## START
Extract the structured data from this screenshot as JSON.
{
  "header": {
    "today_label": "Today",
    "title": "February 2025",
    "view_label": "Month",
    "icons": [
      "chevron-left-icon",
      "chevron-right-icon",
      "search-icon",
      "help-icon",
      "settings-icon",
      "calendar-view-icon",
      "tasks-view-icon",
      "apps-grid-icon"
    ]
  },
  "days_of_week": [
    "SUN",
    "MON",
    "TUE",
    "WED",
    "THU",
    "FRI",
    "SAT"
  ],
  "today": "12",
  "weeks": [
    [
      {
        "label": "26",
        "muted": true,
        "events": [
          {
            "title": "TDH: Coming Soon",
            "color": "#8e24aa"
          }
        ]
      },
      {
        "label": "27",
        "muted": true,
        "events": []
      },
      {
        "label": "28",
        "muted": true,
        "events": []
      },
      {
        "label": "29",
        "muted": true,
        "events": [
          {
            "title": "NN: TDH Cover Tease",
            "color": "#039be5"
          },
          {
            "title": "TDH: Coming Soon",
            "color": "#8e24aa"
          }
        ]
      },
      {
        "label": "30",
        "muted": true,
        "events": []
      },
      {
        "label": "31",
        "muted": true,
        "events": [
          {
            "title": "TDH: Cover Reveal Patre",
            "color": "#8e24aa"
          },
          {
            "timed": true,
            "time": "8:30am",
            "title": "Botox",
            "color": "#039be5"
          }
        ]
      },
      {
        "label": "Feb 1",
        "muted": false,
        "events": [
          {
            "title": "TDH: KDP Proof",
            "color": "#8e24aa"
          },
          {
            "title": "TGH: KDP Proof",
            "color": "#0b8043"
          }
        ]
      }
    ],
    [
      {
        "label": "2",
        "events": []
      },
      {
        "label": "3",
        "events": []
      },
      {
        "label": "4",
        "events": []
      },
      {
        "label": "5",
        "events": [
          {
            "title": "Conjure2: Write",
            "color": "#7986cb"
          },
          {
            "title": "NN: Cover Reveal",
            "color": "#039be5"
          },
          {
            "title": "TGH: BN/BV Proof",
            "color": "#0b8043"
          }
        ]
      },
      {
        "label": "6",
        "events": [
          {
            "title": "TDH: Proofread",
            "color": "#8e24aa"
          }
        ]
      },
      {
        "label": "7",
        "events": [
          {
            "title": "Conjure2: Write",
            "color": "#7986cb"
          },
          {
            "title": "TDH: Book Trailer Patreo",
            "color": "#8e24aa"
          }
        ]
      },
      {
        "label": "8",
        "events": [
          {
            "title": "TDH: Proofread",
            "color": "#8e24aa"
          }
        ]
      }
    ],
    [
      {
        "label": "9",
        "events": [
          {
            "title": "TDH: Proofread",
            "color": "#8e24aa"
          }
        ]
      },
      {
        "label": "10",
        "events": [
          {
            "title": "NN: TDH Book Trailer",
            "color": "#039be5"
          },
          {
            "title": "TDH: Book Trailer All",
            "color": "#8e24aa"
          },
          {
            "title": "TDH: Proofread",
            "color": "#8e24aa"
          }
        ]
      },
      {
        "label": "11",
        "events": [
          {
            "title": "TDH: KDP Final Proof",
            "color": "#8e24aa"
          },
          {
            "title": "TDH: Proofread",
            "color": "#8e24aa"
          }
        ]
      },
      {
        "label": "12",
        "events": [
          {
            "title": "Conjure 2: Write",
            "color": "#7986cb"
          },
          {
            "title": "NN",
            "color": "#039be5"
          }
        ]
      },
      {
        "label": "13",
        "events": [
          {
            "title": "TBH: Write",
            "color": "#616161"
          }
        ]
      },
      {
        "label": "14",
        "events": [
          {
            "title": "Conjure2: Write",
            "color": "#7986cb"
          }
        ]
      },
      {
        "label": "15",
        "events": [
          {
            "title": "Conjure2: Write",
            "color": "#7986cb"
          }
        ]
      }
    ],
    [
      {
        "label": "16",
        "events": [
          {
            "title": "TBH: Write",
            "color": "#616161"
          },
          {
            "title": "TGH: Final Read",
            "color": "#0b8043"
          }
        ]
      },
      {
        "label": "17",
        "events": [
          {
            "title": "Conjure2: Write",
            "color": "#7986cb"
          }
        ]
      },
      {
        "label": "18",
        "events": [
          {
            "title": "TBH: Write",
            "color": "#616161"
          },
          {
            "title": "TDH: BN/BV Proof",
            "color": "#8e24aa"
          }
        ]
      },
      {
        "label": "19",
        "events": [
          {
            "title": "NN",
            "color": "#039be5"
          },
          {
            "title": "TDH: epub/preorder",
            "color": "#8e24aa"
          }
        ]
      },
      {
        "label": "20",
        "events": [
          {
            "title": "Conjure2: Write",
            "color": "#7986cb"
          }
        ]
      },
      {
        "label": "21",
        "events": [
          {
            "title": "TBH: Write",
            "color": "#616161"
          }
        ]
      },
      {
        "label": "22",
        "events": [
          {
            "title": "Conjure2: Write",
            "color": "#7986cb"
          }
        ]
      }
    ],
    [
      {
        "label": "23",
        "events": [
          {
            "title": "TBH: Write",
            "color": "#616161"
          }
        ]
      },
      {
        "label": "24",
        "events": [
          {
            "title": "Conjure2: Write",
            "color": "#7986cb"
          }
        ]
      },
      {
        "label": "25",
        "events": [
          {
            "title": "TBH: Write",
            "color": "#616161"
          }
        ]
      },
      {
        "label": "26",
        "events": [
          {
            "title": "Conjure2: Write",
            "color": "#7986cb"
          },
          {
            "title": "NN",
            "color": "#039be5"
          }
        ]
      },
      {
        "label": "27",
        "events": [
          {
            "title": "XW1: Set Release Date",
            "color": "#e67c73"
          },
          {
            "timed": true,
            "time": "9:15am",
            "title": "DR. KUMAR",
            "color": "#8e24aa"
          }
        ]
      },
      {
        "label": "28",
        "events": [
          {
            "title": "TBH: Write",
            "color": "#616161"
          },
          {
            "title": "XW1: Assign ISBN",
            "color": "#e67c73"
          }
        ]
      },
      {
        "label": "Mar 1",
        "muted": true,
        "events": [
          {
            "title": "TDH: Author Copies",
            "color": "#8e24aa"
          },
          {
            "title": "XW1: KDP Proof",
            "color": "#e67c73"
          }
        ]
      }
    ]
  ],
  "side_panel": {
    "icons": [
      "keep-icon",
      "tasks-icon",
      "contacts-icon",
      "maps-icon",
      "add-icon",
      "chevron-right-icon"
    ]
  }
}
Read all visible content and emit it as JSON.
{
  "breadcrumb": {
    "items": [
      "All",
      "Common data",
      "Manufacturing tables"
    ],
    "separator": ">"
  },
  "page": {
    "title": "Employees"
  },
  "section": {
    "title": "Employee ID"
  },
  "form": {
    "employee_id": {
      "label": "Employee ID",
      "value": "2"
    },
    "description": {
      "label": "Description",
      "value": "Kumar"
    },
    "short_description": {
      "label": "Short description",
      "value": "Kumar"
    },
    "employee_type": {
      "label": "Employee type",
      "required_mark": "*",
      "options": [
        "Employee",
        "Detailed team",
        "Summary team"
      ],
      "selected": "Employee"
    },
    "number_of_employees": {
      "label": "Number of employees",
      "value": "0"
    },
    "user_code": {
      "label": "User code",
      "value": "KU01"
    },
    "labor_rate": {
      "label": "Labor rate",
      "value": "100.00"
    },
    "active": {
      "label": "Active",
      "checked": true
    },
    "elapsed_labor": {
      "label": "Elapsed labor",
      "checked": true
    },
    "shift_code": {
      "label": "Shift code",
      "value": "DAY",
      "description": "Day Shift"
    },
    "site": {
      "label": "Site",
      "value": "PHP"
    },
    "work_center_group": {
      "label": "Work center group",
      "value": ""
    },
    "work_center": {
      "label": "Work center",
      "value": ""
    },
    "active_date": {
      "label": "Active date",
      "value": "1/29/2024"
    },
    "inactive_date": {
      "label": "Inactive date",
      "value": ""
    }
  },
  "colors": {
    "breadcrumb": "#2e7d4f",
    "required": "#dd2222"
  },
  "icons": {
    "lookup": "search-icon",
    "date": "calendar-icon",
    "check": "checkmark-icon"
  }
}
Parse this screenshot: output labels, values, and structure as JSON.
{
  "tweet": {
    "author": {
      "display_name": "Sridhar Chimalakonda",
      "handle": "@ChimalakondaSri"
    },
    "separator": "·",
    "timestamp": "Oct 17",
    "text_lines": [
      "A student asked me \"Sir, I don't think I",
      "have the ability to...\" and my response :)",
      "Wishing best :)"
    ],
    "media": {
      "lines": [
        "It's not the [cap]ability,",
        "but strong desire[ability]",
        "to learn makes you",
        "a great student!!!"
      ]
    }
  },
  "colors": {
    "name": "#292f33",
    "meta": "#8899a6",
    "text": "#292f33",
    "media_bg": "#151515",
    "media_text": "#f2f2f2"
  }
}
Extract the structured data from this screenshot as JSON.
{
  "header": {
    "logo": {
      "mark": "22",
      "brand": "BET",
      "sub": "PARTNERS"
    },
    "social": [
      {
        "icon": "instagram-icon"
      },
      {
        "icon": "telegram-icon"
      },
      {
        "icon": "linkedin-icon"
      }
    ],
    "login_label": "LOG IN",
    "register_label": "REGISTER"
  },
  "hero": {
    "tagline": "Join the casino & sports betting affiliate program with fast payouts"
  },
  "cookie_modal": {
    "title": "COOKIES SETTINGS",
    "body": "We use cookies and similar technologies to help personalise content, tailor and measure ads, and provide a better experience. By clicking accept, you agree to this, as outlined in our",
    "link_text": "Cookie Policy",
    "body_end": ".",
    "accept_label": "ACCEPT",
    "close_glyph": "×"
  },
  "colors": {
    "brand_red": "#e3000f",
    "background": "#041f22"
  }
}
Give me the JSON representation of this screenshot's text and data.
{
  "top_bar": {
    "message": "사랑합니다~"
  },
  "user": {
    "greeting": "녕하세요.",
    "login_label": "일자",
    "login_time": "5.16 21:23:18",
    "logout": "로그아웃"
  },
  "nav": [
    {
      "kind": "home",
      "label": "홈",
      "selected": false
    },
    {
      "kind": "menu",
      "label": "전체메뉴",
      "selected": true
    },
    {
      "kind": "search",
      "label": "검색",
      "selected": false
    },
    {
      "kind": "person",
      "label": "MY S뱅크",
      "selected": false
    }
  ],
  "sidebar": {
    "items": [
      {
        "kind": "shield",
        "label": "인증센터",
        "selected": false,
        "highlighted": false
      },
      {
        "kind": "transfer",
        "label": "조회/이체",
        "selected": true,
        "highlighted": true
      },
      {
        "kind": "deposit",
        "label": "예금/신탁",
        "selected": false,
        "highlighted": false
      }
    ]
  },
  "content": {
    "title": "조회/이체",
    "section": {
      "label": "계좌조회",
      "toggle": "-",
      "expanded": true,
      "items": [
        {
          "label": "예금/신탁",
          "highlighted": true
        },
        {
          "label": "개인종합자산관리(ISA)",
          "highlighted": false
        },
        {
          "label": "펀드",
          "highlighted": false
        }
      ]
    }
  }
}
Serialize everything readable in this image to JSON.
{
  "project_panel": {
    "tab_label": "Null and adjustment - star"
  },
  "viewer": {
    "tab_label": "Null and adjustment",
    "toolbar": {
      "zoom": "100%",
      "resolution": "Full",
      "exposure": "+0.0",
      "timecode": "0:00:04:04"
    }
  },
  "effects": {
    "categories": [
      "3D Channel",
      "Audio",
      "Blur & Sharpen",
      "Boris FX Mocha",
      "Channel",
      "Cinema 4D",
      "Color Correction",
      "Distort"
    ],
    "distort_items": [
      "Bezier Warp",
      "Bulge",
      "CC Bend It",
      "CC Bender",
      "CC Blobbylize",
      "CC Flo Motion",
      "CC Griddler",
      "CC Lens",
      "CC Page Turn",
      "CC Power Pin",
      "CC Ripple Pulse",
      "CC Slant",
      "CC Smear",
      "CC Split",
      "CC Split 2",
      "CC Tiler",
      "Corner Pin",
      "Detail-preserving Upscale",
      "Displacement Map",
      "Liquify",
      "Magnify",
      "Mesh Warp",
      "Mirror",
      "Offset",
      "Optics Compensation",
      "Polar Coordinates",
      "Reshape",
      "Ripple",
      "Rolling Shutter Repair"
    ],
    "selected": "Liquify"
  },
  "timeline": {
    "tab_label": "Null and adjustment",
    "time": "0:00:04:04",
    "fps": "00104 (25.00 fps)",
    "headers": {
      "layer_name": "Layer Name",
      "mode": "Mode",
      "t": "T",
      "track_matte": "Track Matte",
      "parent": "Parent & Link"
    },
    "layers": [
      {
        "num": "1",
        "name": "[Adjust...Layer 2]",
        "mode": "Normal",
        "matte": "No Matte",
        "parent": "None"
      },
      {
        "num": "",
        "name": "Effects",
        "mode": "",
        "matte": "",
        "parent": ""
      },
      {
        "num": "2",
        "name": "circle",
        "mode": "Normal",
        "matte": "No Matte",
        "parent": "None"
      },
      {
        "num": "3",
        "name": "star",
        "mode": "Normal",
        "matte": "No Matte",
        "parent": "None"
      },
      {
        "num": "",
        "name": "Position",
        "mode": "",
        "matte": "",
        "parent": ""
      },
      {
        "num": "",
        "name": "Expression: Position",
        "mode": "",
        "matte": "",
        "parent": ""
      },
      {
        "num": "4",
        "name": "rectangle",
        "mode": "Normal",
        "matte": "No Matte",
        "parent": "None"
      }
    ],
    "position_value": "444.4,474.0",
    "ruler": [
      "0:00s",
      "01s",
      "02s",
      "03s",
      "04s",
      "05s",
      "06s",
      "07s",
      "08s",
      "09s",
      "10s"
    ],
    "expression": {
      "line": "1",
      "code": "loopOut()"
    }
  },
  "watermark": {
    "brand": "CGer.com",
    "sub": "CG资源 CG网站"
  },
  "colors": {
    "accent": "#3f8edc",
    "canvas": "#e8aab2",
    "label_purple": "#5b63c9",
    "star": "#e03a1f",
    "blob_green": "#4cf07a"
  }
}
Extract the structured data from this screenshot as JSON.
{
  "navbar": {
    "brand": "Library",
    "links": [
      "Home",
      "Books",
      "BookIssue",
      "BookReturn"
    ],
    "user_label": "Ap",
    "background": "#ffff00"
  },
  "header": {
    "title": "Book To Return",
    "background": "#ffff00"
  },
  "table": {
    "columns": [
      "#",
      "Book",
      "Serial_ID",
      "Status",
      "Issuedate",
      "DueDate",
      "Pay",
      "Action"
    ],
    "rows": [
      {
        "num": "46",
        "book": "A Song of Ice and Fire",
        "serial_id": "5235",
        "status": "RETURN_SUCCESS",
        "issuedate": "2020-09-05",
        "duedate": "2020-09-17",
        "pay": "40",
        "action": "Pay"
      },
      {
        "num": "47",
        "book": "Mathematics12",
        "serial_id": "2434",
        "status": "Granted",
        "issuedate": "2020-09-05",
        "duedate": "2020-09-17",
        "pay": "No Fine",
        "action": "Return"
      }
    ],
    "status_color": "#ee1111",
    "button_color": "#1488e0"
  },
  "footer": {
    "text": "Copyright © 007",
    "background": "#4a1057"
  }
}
## END
**Given problem**
Check each line of the entries above, and show every one holding the word "ability".

**Task result**
      "have the ability to...\" and my response :)",
        "It's not the [cap]ability,",
        "but strong desire[ability]",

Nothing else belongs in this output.